[Layout dataset entries]
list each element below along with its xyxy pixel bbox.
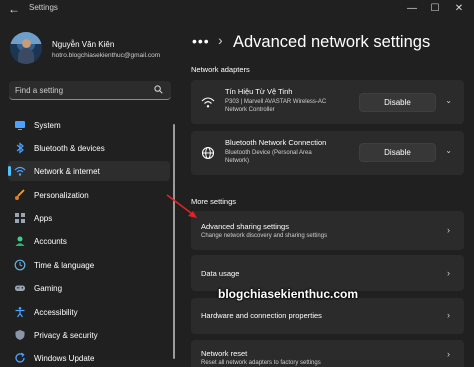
chevron-down-icon[interactable]: ⌄ xyxy=(445,96,452,105)
apps-icon xyxy=(15,213,25,223)
back-arrow-icon[interactable]: ← xyxy=(8,2,20,16)
brush-icon xyxy=(15,189,25,200)
hardware-connection-properties-row[interactable]: Hardware and connection properties › xyxy=(191,298,464,334)
user-email: hotro.blogchiasekienthuc@gmail.com xyxy=(52,52,161,59)
sidebar-item-privacy[interactable]: Privacy & security xyxy=(8,325,170,345)
sidebar-item-label: Gaming xyxy=(34,284,63,293)
row-title: Network reset xyxy=(201,349,248,358)
row-title: Data usage xyxy=(201,269,240,278)
wifi-icon xyxy=(201,97,215,108)
shield-icon xyxy=(15,330,25,340)
sidebar-scrollbar[interactable] xyxy=(173,124,175,359)
close-button[interactable]: ✕ xyxy=(452,2,466,16)
maximize-button[interactable]: ☐ xyxy=(428,2,442,16)
bluetooth-icon xyxy=(16,142,24,154)
annotation-arrow-icon xyxy=(166,194,197,218)
sidebar-item-label: Time & language xyxy=(34,261,95,270)
sidebar-item-label: Accessibility xyxy=(34,308,78,317)
chevron-right-icon: › xyxy=(447,310,450,320)
adapter-description: P303 | Marvell AVASTAR Wireless-AC xyxy=(225,99,327,105)
sidebar-item-system[interactable]: System xyxy=(8,115,170,135)
sidebar-item-time-language[interactable]: Time & language xyxy=(8,255,170,275)
app-title: Settings xyxy=(29,3,58,12)
watermark-text: blogchiasekienthuc.com xyxy=(218,287,359,301)
network-reset-row[interactable]: Network reset Reset all network adapters… xyxy=(191,340,464,367)
gamepad-icon xyxy=(15,285,25,291)
breadcrumb-separator: › xyxy=(218,32,223,48)
sidebar-item-accounts[interactable]: Accounts xyxy=(8,231,170,251)
section-heading-network-adapters: Network adapters xyxy=(191,65,250,74)
system-icon xyxy=(15,121,25,130)
sidebar-item-accessibility[interactable]: Accessibility xyxy=(8,302,170,322)
adapter-name: Bluetooth Network Connection xyxy=(225,138,327,147)
row-title: Advanced sharing settings xyxy=(201,222,289,231)
selection-indicator xyxy=(8,166,11,176)
search-box[interactable] xyxy=(9,81,171,100)
sidebar-item-network[interactable]: Network & internet xyxy=(8,161,170,181)
advanced-sharing-settings-row[interactable]: Advanced sharing settings Change network… xyxy=(191,211,464,250)
adapter-card-bluetooth[interactable]: Bluetooth Network Connection Bluetooth D… xyxy=(191,131,464,175)
adapter-description: Bluetooth Device (Personal Area xyxy=(225,150,312,156)
sidebar-item-apps[interactable]: Apps xyxy=(8,208,170,228)
data-usage-row[interactable]: Data usage › xyxy=(191,255,464,291)
breadcrumb-overflow-button[interactable]: ••• xyxy=(192,33,210,49)
sidebar-item-label: System xyxy=(34,121,61,130)
sidebar-item-personalization[interactable]: Personalization xyxy=(8,185,170,205)
accessibility-icon xyxy=(15,307,25,318)
avatar-body xyxy=(18,48,34,64)
user-name: Nguyễn Văn Kiên xyxy=(52,40,115,49)
disable-button[interactable]: Disable xyxy=(359,143,436,162)
chevron-right-icon: › xyxy=(447,268,450,278)
sidebar-item-gaming[interactable]: Gaming xyxy=(8,278,170,298)
minimize-button[interactable]: — xyxy=(405,2,419,16)
disable-button[interactable]: Disable xyxy=(359,93,436,112)
sidebar-item-label: Apps xyxy=(34,214,53,223)
sidebar-item-label: Bluetooth & devices xyxy=(34,144,105,153)
row-title: Hardware and connection properties xyxy=(201,311,322,320)
wifi-icon xyxy=(14,166,26,176)
avatar[interactable] xyxy=(10,32,42,64)
search-input[interactable] xyxy=(15,81,145,99)
adapter-name: Tín Hiệu Từ Vệ Tinh xyxy=(225,87,293,96)
title-bar: ← Settings — ☐ ✕ xyxy=(0,0,474,18)
sidebar-item-label: Windows Update xyxy=(34,354,95,363)
page-title: Advanced network settings xyxy=(233,33,431,51)
sidebar-item-windows-update[interactable]: Windows Update xyxy=(8,348,170,367)
row-subtitle: Change network discovery and sharing set… xyxy=(201,233,328,239)
sidebar-item-label: Personalization xyxy=(34,191,89,200)
adapter-description: Network) xyxy=(225,158,250,164)
sidebar-item-label: Privacy & security xyxy=(34,331,98,340)
chevron-right-icon: › xyxy=(447,349,450,359)
globe-icon xyxy=(201,146,215,160)
sidebar-item-label: Network & internet xyxy=(34,167,100,176)
adapter-card-wifi[interactable]: Tín Hiệu Từ Vệ Tinh P303 | Marvell AVAST… xyxy=(191,80,464,124)
update-icon xyxy=(15,352,25,363)
sidebar-item-label: Accounts xyxy=(34,237,67,246)
search-icon[interactable] xyxy=(154,85,163,94)
globe-clock-icon xyxy=(14,259,26,271)
sidebar-item-bluetooth[interactable]: Bluetooth & devices xyxy=(8,138,170,158)
row-subtitle: Reset all network adapters to factory se… xyxy=(201,360,321,366)
chevron-down-icon[interactable]: ⌄ xyxy=(445,146,452,155)
avatar-head xyxy=(22,39,31,48)
accounts-icon xyxy=(15,236,25,246)
chevron-right-icon: › xyxy=(447,225,450,235)
adapter-description: Network Controller xyxy=(225,107,275,113)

## [Exercise details]
Output every line of the layout dataset entries above verbatim, leaving out the pictures.

## [The result]
list each element below along with its xyxy pixel bbox.
chevron-down-icon[interactable]: ⌄ xyxy=(445,96,452,105)
apps-icon xyxy=(15,213,25,223)
back-arrow-icon[interactable]: ← xyxy=(8,2,20,16)
brush-icon xyxy=(15,189,25,200)
hardware-connection-properties-row[interactable]: Hardware and connection properties › xyxy=(191,298,464,334)
user-email: hotro.blogchiasekienthuc@gmail.com xyxy=(52,52,161,59)
sidebar-item-privacy[interactable]: Privacy & security xyxy=(8,325,170,345)
sidebar-item-label: Gaming xyxy=(34,284,63,293)
row-title: Network reset xyxy=(201,349,248,358)
row-title: Data usage xyxy=(201,269,240,278)
wifi-icon xyxy=(201,97,215,108)
shield-icon xyxy=(15,330,25,340)
sidebar-scrollbar[interactable] xyxy=(173,124,175,359)
close-button[interactable]: ✕ xyxy=(452,2,466,16)
maximize-button[interactable]: ☐ xyxy=(428,2,442,16)
bluetooth-icon xyxy=(16,142,24,154)
annotation-arrow-icon xyxy=(166,194,197,218)
sidebar-item-label: Time & language xyxy=(34,261,95,270)
sidebar-item-label: Accessibility xyxy=(34,308,78,317)
chevron-right-icon: › xyxy=(447,310,450,320)
adapter-description: P303 | Marvell AVASTAR Wireless-AC xyxy=(225,99,327,105)
sidebar-item-system[interactable]: System xyxy=(8,115,170,135)
sidebar-item-time-language[interactable]: Time & language xyxy=(8,255,170,275)
app-title: Settings xyxy=(29,3,58,12)
watermark-text: blogchiasekienthuc.com xyxy=(218,287,359,301)
network-reset-row[interactable]: Network reset Reset all network adapters… xyxy=(191,340,464,367)
gamepad-icon xyxy=(15,285,25,291)
breadcrumb-separator: › xyxy=(218,32,223,48)
sidebar-item-accounts[interactable]: Accounts xyxy=(8,231,170,251)
section-heading-network-adapters: Network adapters xyxy=(191,65,250,74)
system-icon xyxy=(15,121,25,130)
sidebar-item-accessibility[interactable]: Accessibility xyxy=(8,302,170,322)
adapter-name: Bluetooth Network Connection xyxy=(225,138,327,147)
row-title: Advanced sharing settings xyxy=(201,222,289,231)
selection-indicator xyxy=(8,166,11,176)
search-box[interactable] xyxy=(9,81,171,100)
sidebar-item-network[interactable]: Network & internet xyxy=(8,161,170,181)
advanced-sharing-settings-row[interactable]: Advanced sharing settings Change network… xyxy=(191,211,464,250)
adapter-card-bluetooth[interactable]: Bluetooth Network Connection Bluetooth D… xyxy=(191,131,464,175)
adapter-description: Bluetooth Device (Personal Area xyxy=(225,150,312,156)
sidebar-item-apps[interactable]: Apps xyxy=(8,208,170,228)
data-usage-row[interactable]: Data usage › xyxy=(191,255,464,291)
breadcrumb-overflow-button[interactable]: ••• xyxy=(192,33,210,49)
sidebar-item-label: System xyxy=(34,121,61,130)
sidebar-item-personalization[interactable]: Personalization xyxy=(8,185,170,205)
accessibility-icon xyxy=(15,307,25,318)
avatar-body xyxy=(18,48,34,64)
user-name: Nguyễn Văn Kiên xyxy=(52,40,115,49)
disable-button[interactable]: Disable xyxy=(359,143,436,162)
chevron-right-icon: › xyxy=(447,268,450,278)
sidebar-item-gaming[interactable]: Gaming xyxy=(8,278,170,298)
minimize-button[interactable]: — xyxy=(405,2,419,16)
disable-button[interactable]: Disable xyxy=(359,93,436,112)
sidebar-item-label: Apps xyxy=(34,214,53,223)
sidebar-item-label: Bluetooth & devices xyxy=(34,144,105,153)
row-title: Hardware and connection properties xyxy=(201,311,322,320)
wifi-icon xyxy=(14,166,26,176)
avatar[interactable] xyxy=(10,32,42,64)
search-input[interactable] xyxy=(15,81,145,99)
adapter-name: Tín Hiệu Từ Vệ Tinh xyxy=(225,87,293,96)
title-bar: ← Settings — ☐ ✕ xyxy=(0,0,474,18)
sidebar-item-label: Windows Update xyxy=(34,354,95,363)
page-title: Advanced network settings xyxy=(233,33,431,51)
sidebar-item-windows-update[interactable]: Windows Update xyxy=(8,348,170,367)
row-subtitle: Change network discovery and sharing set… xyxy=(201,233,328,239)
sidebar-item-label: Personalization xyxy=(34,191,89,200)
adapter-description: Network) xyxy=(225,158,250,164)
sidebar-item-label: Privacy & security xyxy=(34,331,98,340)
chevron-right-icon: › xyxy=(447,349,450,359)
globe-icon xyxy=(201,146,215,160)
sidebar-item-label: Network & internet xyxy=(34,167,100,176)
adapter-card-wifi[interactable]: Tín Hiệu Từ Vệ Tinh P303 | Marvell AVAST… xyxy=(191,80,464,124)
update-icon xyxy=(15,352,25,363)
sidebar-item-label: Accounts xyxy=(34,237,67,246)
search-icon[interactable] xyxy=(154,85,163,94)
globe-clock-icon xyxy=(14,259,26,271)
sidebar-item-bluetooth[interactable]: Bluetooth & devices xyxy=(8,138,170,158)
row-subtitle: Reset all network adapters to factory se… xyxy=(201,360,321,366)
chevron-down-icon[interactable]: ⌄ xyxy=(445,146,452,155)
avatar-head xyxy=(22,39,31,48)
accounts-icon xyxy=(15,236,25,246)
chevron-right-icon: › xyxy=(447,225,450,235)
adapter-description: Network Controller xyxy=(225,107,275,113)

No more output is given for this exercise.